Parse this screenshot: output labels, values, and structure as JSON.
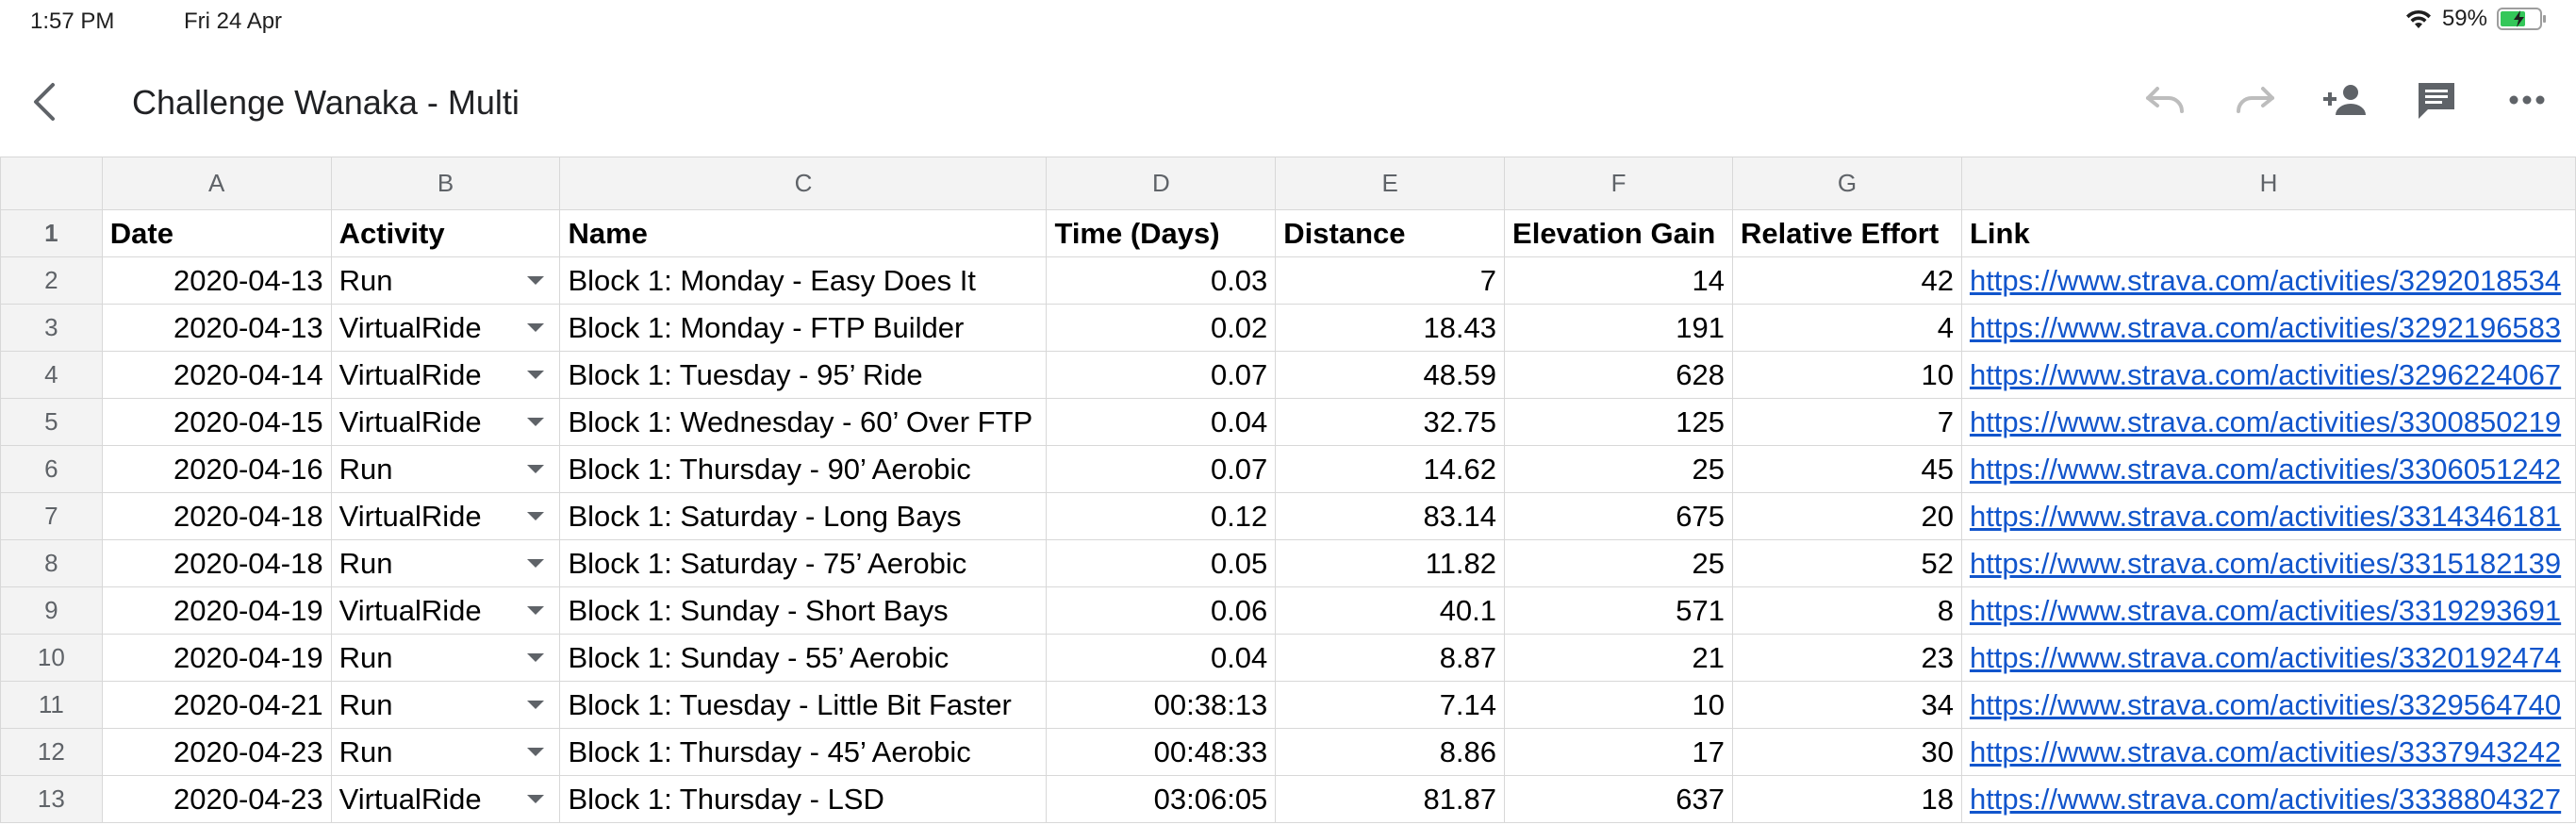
{
  "status": {
    "time": "1:57 PM",
    "date": "Fri 24 Apr",
    "battery": "59%"
  },
  "header": {
    "title": "Challenge Wanaka - Multi"
  },
  "icons": {
    "back": "back-arrow-icon",
    "undo": "undo-icon",
    "redo": "redo-icon",
    "share": "add-person-icon",
    "comment": "comment-icon",
    "more": "more-horizontal-icon"
  },
  "colors": {
    "link": "#1155cc",
    "header_bg": "#f3f3f3",
    "gridline": "#d8d8d8"
  },
  "sheet": {
    "col_letters": [
      "A",
      "B",
      "C",
      "D",
      "E",
      "F",
      "G",
      "H"
    ],
    "headers": [
      "Date",
      "Activity",
      "Name",
      "Time (Days)",
      "Distance",
      "Elevation Gain",
      "Relative Effort",
      "Link"
    ],
    "rows": [
      {
        "num": "2",
        "date": "2020-04-13",
        "activity": "Run",
        "name": "Block 1: Monday - Easy Does It",
        "time": "0.03",
        "distance": "7",
        "elev": "14",
        "effort": "42",
        "link": "https://www.strava.com/activities/3292018534"
      },
      {
        "num": "3",
        "date": "2020-04-13",
        "activity": "VirtualRide",
        "name": "Block 1: Monday - FTP Builder",
        "time": "0.02",
        "distance": "18.43",
        "elev": "191",
        "effort": "4",
        "link": "https://www.strava.com/activities/3292196583"
      },
      {
        "num": "4",
        "date": "2020-04-14",
        "activity": "VirtualRide",
        "name": "Block 1: Tuesday - 95’ Ride",
        "time": "0.07",
        "distance": "48.59",
        "elev": "628",
        "effort": "10",
        "link": "https://www.strava.com/activities/3296224067"
      },
      {
        "num": "5",
        "date": "2020-04-15",
        "activity": "VirtualRide",
        "name": "Block 1: Wednesday - 60’ Over FTP",
        "time": "0.04",
        "distance": "32.75",
        "elev": "125",
        "effort": "7",
        "link": "https://www.strava.com/activities/3300850219"
      },
      {
        "num": "6",
        "date": "2020-04-16",
        "activity": "Run",
        "name": "Block 1: Thursday - 90’ Aerobic",
        "time": "0.07",
        "distance": "14.62",
        "elev": "25",
        "effort": "45",
        "link": "https://www.strava.com/activities/3306051242"
      },
      {
        "num": "7",
        "date": "2020-04-18",
        "activity": "VirtualRide",
        "name": "Block 1: Saturday - Long Bays",
        "time": "0.12",
        "distance": "83.14",
        "elev": "675",
        "effort": "20",
        "link": "https://www.strava.com/activities/3314346181"
      },
      {
        "num": "8",
        "date": "2020-04-18",
        "activity": "Run",
        "name": "Block 1: Saturday - 75’ Aerobic",
        "time": "0.05",
        "distance": "11.82",
        "elev": "25",
        "effort": "52",
        "link": "https://www.strava.com/activities/3315182139"
      },
      {
        "num": "9",
        "date": "2020-04-19",
        "activity": "VirtualRide",
        "name": "Block 1: Sunday - Short Bays",
        "time": "0.06",
        "distance": "40.1",
        "elev": "571",
        "effort": "8",
        "link": "https://www.strava.com/activities/3319293691"
      },
      {
        "num": "10",
        "date": "2020-04-19",
        "activity": "Run",
        "name": "Block 1: Sunday - 55’ Aerobic",
        "time": "0.04",
        "distance": "8.87",
        "elev": "21",
        "effort": "23",
        "link": "https://www.strava.com/activities/3320192474"
      },
      {
        "num": "11",
        "date": "2020-04-21",
        "activity": "Run",
        "name": "Block 1: Tuesday - Little Bit Faster",
        "time": "00:38:13",
        "distance": "7.14",
        "elev": "10",
        "effort": "34",
        "link": "https://www.strava.com/activities/3329564740"
      },
      {
        "num": "12",
        "date": "2020-04-23",
        "activity": "Run",
        "name": "Block 1: Thursday - 45’ Aerobic",
        "time": "00:48:33",
        "distance": "8.86",
        "elev": "17",
        "effort": "30",
        "link": "https://www.strava.com/activities/3337943242"
      },
      {
        "num": "13",
        "date": "2020-04-23",
        "activity": "VirtualRide",
        "name": "Block 1: Thursday - LSD",
        "time": "03:06:05",
        "distance": "81.87",
        "elev": "637",
        "effort": "18",
        "link": "https://www.strava.com/activities/3338804327"
      }
    ]
  }
}
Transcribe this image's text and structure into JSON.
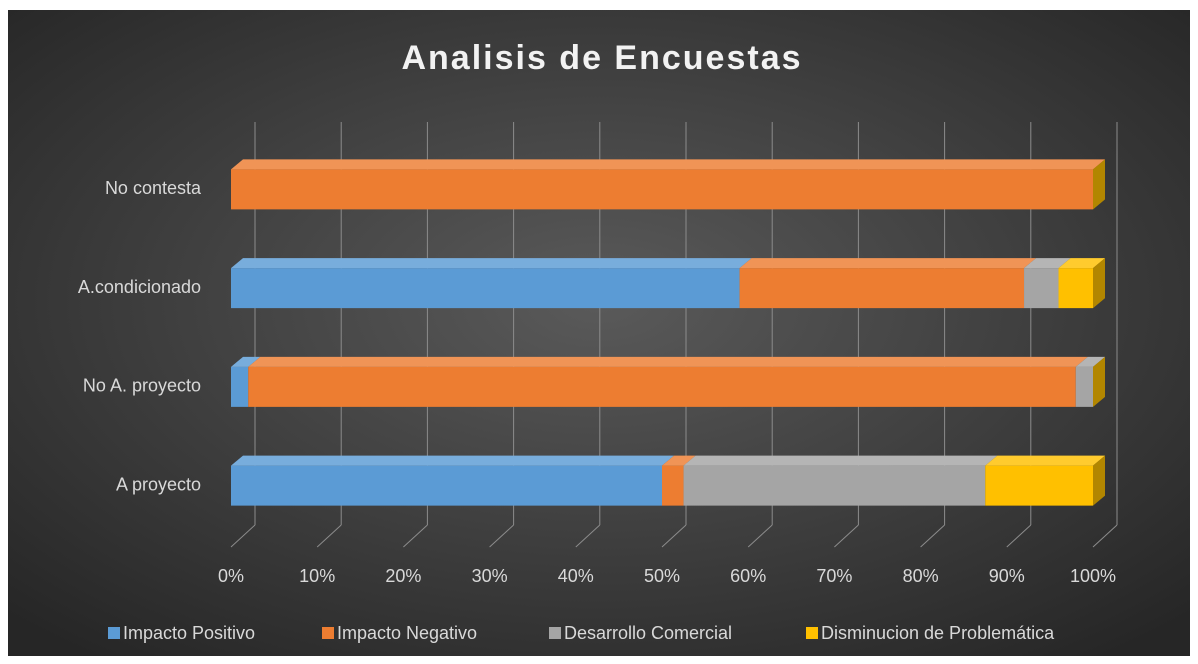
========================================================================
• _GOAL_
In the entries above, count each line with "Tuesday"; reply with the total only.

• _WRITTEN RESPONSE_
2